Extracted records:
--
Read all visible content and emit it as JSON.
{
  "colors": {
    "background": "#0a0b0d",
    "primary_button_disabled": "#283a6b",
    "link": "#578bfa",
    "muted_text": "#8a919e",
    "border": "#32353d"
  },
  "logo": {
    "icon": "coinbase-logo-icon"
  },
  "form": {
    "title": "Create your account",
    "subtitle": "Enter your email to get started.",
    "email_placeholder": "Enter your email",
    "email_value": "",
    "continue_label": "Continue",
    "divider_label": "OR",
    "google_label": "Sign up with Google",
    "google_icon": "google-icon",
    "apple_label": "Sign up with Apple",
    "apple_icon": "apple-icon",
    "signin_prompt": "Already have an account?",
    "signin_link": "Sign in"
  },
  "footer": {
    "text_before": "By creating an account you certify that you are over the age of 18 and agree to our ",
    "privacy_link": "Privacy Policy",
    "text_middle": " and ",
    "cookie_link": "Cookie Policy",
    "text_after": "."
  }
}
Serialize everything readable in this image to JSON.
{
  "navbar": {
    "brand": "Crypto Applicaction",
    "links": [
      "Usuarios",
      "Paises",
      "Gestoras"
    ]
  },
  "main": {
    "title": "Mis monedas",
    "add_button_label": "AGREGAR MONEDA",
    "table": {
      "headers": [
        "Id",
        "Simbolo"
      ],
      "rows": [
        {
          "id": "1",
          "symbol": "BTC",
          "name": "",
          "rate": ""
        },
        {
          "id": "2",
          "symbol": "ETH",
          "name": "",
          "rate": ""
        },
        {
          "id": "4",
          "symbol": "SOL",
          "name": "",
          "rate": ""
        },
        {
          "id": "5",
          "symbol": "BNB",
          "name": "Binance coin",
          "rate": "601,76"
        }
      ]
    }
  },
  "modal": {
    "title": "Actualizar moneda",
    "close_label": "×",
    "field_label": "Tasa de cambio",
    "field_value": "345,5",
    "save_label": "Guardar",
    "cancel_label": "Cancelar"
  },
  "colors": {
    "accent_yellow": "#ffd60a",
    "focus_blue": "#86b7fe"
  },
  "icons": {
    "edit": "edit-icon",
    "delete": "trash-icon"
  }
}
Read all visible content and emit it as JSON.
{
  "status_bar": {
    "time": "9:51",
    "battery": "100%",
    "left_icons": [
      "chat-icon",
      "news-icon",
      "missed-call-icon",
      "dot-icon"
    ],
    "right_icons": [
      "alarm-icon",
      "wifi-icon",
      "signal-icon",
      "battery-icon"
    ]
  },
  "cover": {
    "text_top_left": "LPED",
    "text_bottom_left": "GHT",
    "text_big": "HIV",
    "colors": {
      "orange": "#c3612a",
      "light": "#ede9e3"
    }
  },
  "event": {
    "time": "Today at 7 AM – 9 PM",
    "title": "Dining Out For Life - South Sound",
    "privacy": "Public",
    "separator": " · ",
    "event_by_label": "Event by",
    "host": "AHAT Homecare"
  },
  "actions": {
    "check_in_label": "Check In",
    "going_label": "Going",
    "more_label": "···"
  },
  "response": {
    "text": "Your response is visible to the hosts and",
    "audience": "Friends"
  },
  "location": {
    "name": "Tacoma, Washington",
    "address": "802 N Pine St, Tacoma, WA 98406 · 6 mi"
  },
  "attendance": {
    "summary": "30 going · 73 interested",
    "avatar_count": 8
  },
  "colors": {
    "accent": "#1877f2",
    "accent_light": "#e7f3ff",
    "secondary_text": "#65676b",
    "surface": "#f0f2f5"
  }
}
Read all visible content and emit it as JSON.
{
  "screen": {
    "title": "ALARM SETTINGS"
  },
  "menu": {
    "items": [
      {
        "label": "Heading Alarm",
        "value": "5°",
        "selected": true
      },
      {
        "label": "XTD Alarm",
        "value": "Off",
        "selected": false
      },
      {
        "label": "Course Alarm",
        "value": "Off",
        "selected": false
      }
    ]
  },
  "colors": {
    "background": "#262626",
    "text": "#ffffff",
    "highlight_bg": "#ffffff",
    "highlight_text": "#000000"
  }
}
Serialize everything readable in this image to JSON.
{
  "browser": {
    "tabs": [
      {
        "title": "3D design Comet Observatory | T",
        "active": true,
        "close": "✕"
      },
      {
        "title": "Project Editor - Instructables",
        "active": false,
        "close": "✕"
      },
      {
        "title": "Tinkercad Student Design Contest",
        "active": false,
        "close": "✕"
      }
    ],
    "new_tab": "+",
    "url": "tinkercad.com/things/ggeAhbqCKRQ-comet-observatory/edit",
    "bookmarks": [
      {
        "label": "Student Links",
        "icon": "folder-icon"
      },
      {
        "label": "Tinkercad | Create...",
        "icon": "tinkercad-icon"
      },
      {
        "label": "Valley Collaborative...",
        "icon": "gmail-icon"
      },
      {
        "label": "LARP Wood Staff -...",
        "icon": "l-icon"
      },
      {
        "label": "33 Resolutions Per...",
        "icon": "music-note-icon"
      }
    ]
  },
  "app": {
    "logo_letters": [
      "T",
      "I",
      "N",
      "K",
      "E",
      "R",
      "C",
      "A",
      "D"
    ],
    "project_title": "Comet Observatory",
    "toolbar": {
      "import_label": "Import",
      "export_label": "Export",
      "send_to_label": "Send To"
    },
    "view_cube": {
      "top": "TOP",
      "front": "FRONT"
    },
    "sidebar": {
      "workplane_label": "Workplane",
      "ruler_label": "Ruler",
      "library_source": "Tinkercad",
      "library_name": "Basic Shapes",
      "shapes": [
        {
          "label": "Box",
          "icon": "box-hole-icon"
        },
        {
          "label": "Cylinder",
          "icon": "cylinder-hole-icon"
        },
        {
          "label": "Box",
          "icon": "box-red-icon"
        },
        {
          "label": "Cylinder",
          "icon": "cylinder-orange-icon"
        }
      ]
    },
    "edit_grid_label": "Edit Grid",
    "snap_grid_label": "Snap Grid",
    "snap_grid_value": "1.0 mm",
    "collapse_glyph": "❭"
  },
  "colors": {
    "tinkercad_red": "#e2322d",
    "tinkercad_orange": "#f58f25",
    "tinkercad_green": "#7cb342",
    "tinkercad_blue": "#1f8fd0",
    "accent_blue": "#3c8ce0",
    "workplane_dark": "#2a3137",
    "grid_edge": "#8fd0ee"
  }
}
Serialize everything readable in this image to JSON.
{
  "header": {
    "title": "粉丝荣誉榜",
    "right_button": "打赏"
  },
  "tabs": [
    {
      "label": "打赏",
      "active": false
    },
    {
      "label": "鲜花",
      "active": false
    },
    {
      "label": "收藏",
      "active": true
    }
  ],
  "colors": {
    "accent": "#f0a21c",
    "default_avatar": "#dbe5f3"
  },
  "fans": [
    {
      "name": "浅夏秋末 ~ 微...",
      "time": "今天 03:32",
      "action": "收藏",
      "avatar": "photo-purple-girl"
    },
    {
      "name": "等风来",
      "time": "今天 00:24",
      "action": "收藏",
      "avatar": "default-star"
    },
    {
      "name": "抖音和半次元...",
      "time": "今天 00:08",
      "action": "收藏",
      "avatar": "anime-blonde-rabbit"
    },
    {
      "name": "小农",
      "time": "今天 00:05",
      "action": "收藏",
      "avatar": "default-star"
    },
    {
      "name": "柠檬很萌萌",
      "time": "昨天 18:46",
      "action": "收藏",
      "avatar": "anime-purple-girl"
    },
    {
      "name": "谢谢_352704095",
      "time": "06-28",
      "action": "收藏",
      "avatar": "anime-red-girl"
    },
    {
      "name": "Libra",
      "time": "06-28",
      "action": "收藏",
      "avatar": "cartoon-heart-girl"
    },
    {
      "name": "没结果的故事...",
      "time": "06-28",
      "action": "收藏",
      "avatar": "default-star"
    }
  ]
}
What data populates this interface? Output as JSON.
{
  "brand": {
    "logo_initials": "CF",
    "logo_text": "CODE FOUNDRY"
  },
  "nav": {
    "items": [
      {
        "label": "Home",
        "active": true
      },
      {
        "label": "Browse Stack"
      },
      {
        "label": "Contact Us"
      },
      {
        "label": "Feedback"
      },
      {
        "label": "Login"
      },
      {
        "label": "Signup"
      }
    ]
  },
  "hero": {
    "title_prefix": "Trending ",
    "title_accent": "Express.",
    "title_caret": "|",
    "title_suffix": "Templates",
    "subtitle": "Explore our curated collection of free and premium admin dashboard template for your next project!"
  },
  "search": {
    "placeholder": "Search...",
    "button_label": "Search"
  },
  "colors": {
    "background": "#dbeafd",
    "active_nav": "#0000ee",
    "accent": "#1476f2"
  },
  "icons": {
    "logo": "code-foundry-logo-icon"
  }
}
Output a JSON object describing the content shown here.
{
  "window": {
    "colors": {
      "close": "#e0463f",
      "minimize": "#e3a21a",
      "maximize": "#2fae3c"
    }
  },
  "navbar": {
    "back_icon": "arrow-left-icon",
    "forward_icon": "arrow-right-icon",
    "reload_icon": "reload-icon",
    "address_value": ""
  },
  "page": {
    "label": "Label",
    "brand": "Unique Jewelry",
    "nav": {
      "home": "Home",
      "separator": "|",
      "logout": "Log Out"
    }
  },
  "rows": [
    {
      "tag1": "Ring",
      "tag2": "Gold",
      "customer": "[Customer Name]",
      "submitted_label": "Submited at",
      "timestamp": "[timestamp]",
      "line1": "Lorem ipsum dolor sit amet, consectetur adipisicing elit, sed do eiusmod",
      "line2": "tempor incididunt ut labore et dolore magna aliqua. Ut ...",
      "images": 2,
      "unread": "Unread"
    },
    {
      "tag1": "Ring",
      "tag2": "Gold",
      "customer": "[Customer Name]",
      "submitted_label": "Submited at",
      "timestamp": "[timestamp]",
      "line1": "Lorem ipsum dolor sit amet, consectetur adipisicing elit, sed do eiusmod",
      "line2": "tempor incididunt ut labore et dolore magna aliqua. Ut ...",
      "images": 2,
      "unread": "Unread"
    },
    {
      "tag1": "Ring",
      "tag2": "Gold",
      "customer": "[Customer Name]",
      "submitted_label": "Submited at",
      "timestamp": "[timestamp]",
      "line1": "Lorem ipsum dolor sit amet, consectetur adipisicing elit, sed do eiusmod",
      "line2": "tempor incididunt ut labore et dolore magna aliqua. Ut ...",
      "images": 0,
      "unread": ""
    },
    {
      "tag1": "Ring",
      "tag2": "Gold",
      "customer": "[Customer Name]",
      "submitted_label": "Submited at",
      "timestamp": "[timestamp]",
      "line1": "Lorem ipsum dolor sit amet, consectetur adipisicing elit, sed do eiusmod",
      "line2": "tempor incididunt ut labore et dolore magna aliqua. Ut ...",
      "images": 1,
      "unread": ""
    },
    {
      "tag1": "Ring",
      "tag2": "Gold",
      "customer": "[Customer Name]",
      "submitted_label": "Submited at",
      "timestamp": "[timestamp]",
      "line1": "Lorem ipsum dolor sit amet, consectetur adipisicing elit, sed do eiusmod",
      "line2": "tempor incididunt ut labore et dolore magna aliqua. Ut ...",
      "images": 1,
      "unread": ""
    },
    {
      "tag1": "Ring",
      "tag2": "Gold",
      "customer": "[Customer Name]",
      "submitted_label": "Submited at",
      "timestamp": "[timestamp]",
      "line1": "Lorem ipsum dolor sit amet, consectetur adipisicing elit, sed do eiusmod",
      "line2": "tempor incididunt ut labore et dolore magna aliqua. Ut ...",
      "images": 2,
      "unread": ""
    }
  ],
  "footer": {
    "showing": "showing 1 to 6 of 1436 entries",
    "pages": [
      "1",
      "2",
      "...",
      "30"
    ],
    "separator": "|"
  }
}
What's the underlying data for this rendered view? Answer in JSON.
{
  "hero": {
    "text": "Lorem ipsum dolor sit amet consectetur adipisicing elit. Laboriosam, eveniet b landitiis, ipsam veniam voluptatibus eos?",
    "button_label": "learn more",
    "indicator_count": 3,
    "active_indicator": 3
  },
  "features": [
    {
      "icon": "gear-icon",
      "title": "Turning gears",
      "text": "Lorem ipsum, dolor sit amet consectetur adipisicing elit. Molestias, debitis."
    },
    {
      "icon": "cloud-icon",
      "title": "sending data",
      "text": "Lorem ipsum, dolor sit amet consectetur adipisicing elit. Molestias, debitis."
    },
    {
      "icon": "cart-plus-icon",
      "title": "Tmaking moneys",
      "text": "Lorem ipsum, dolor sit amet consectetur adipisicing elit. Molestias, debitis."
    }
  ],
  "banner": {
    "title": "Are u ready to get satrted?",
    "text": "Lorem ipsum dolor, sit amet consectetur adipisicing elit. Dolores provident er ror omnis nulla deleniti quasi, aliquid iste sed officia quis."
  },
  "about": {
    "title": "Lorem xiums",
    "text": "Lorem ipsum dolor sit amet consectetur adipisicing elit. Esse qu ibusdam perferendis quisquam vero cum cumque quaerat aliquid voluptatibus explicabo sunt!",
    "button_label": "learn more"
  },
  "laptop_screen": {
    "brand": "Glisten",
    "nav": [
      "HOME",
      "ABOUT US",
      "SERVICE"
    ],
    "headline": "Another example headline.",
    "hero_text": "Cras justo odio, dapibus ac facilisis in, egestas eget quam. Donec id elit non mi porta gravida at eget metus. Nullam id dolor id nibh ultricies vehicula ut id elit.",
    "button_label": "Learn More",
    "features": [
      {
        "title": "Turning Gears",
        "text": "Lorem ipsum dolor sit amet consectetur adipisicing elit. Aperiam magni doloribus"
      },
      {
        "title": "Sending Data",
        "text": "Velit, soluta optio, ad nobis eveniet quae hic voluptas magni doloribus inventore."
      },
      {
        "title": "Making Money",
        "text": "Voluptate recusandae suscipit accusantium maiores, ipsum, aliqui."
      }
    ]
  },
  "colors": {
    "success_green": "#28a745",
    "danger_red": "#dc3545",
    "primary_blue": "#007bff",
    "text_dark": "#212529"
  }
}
--
**Work required:**
Identify the lines in the entries that hold "symbol" and return each one.

**Response to this exercise:**
          "symbol": "BTC",
          "symbol": "ETH",
          "symbol": "SOL",
          "symbol": "BNB",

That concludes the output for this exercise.